Set problem A - In the blog post about the Improsium, reproduce word for word everything from "A little known" down to "head will explode.".
Set problem B - According to the blog post about the Improsium, in what city did Troy Conrad and John Cremer improvise together?

-- START Source passage --

Home » Homepage » Edinburgh Fringe » Edinburgh Fringe Blogs » An Improvised Edinburgh

An Improvised Edinburgh

20th August – The Improsium
So we were very lucky to again this Edinburgh host the Maydays fourth annual Improsium. When we were here 4 years ago with the Maydays show ‘Guest Who’ I thought it just seemed like a massive waste to have so much improvisational stuff in one city and not have us all get together for a bit of a chat and so the Improsium was born.
That first year was all a bit Slapdash but with a bit of help from our friend Tom at the Underbelly box office we secured a venue and with a bit of stalking got our guests for that year who were Dylan Emery (‘Showstoppers’/’School of Night’), Tom Livingstone (‘The Noise Next Door’) , Mike Mcshane (‘Whose Line is it Anyway’ and let’s face it EVERYTHING) and our very own Katy Schutte. In 2010 we managed to get over 50 improvisers in the same room at very short notice but I’m glad to say the event has grown each year both in numbers and in organization!
So fast forward to 2013: This year saw us hosting the event in the Pleasance courtyard at 11am, which let’s face it, halfway through Edinburgh may aswell be 6am. We had a great turn out though over 70 performers from a good majority of representatives from each group performing at this year’s Fringe.
Our guests this year were Troy Conrad (creator of ‘Setlist,’ the improvised stand up show), Cariad Lloyd (‘Austentatious’/’Paul & Cariad’ a 2 player improvised adventure) and Al Samuels (‘Baby Wants Candy’/’50 Shades, the Musical’).
A little known Maydays fact is that Troy Conrad, who conceived Setlist, has an improv background himself. He and John Cremer, founder of the Maydays used to improvise together in Phoenix, Arizona, back in the day in a troupe called the Oxymorons, long before the Maydays were born. So in a funny sort of way, none of us might have been in the room together were it not for Troy. However I can’t think about that too much or my head will explode.

-- END Source passage --
-- START Supplied records --

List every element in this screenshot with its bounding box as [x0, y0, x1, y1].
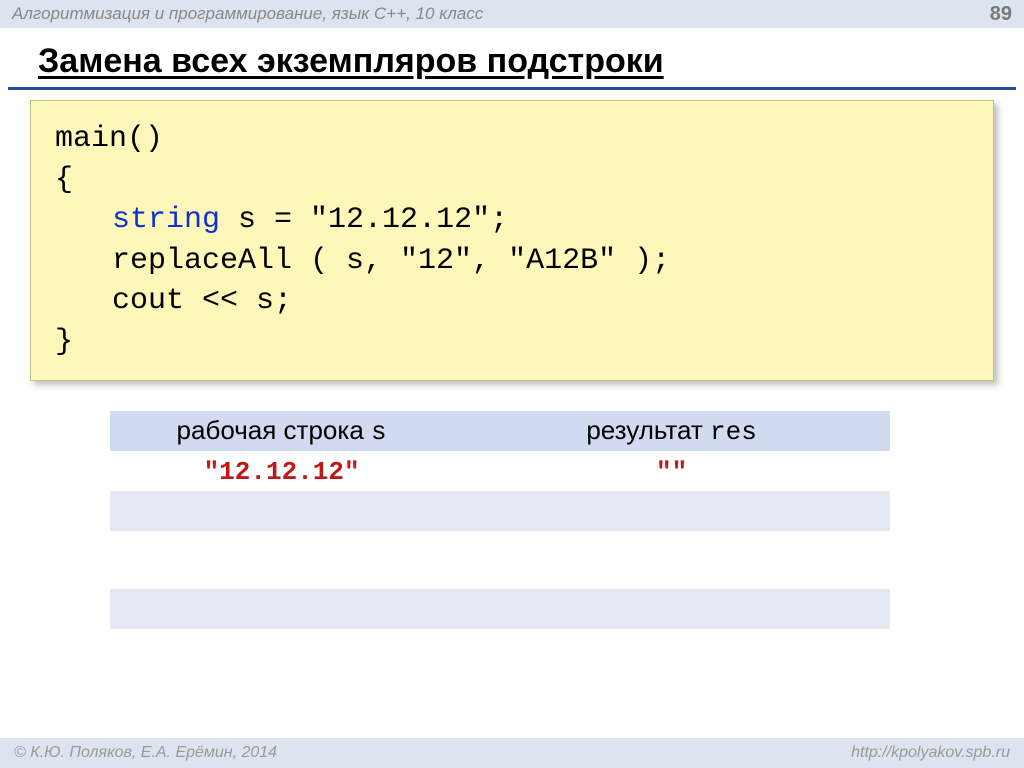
- cell-value: "": [656, 457, 687, 487]
- table-row: [110, 589, 890, 629]
- cell-value: "12.12.12": [204, 457, 360, 487]
- code-line: replaceAll ( s, "12", "A12B" );: [55, 241, 969, 282]
- slide-title: Замена всех экземпляров подстроки: [8, 28, 1016, 90]
- keyword: string: [112, 203, 220, 237]
- subject-label: Алгоритмизация и программирование, язык …: [12, 4, 483, 24]
- code-line: cout << s;: [55, 281, 969, 322]
- page-number: 89: [990, 3, 1012, 26]
- table-row: [110, 491, 890, 531]
- footer-url: http://kpolyakov.spb.ru: [851, 744, 1010, 762]
- table-gap: [110, 571, 890, 589]
- header-bar: Алгоритмизация и программирование, язык …: [0, 0, 1024, 28]
- code-line: main(): [55, 119, 969, 160]
- trace-table: рабочая строка s результат res "12.12.12…: [110, 411, 890, 669]
- table-row: [110, 531, 890, 571]
- code-line: }: [55, 322, 969, 363]
- code-line: {: [55, 160, 969, 201]
- code-line: string s = "12.12.12";: [55, 200, 969, 241]
- table-header-right: результат res: [453, 411, 890, 451]
- copyright: © К.Ю. Поляков, Е.А. Ерёмин, 2014: [14, 744, 277, 762]
- code-block: main() { string s = "12.12.12"; replaceA…: [30, 100, 994, 381]
- table-row: [110, 629, 890, 669]
- table-header-left: рабочая строка s: [110, 411, 453, 451]
- footer-bar: © К.Ю. Поляков, Е.А. Ерёмин, 2014 http:/…: [0, 738, 1024, 768]
- table-row: "12.12.12" "": [110, 451, 890, 491]
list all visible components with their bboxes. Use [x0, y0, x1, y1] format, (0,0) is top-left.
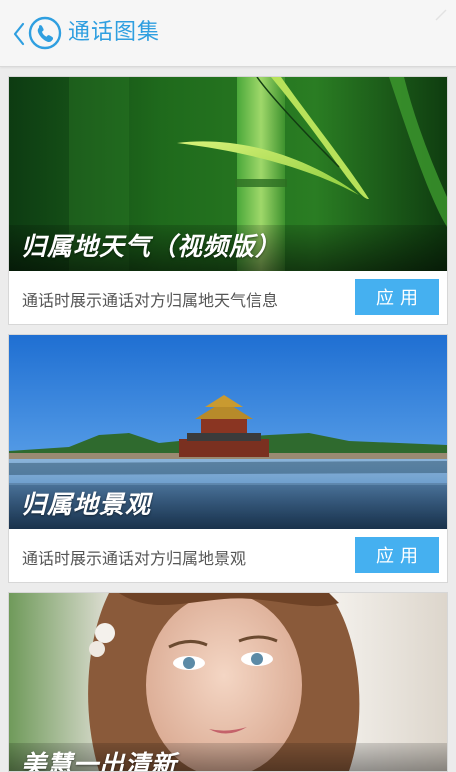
card-caption: 美慧一出清新: [21, 750, 178, 771]
card-description: 通话时展示通话对方归属地天气信息: [22, 291, 279, 310]
corner-decoration: [435, 9, 447, 21]
theme-card-landscape: 归属地景观 通话时展示通话对方归属地景观 应用: [8, 334, 448, 583]
chevron-left-icon: [13, 22, 25, 46]
card-footer: 通话时展示通话对方归属地景观 应用: [9, 529, 447, 583]
card-caption: 归属地景观: [21, 490, 152, 519]
app-header: 通话图集: [0, 0, 456, 67]
card-footer: 通话时展示通话对方归属地天气信息 应用: [9, 271, 447, 325]
card-caption: 归属地天气（视频版）: [21, 232, 282, 261]
apply-button[interactable]: 应用: [355, 537, 439, 573]
theme-card-weather: 归属地天气（视频版） 通话时展示通话对方归属地天气信息 应用: [8, 76, 448, 325]
landscape-preview-image: 归属地景观: [9, 335, 447, 529]
caption-band: 归属地天气（视频版）: [9, 225, 447, 271]
phone-icon: [28, 16, 62, 50]
weather-preview-image: 归属地天气（视频版）: [9, 77, 447, 271]
apply-button[interactable]: 应用: [355, 279, 439, 315]
caption-band: 美慧一出清新: [9, 743, 447, 771]
portrait-preview-image: 美慧一出清新: [9, 593, 447, 771]
back-button[interactable]: [8, 14, 64, 54]
theme-card-portrait: 美慧一出清新: [8, 592, 448, 772]
caption-band: 归属地景观: [9, 483, 447, 529]
page-title: 通话图集: [68, 20, 161, 45]
card-description: 通话时展示通话对方归属地景观: [22, 549, 247, 568]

-- END Supplied records --

Full output A -
A little known Maydays fact is that Troy Conrad, who conceived Setlist, has an improv background himself. He and John Cremer, founder of the Maydays used to improvise together in Phoenix, Arizona, back in the day in a troupe called the Oxymorons, long before the Maydays were born. So in a funny sort of way, none of us might have been in the room together were it not for Troy. However I can’t think about that too much or my head will explode.

Full output B - Phoenix, Arizona.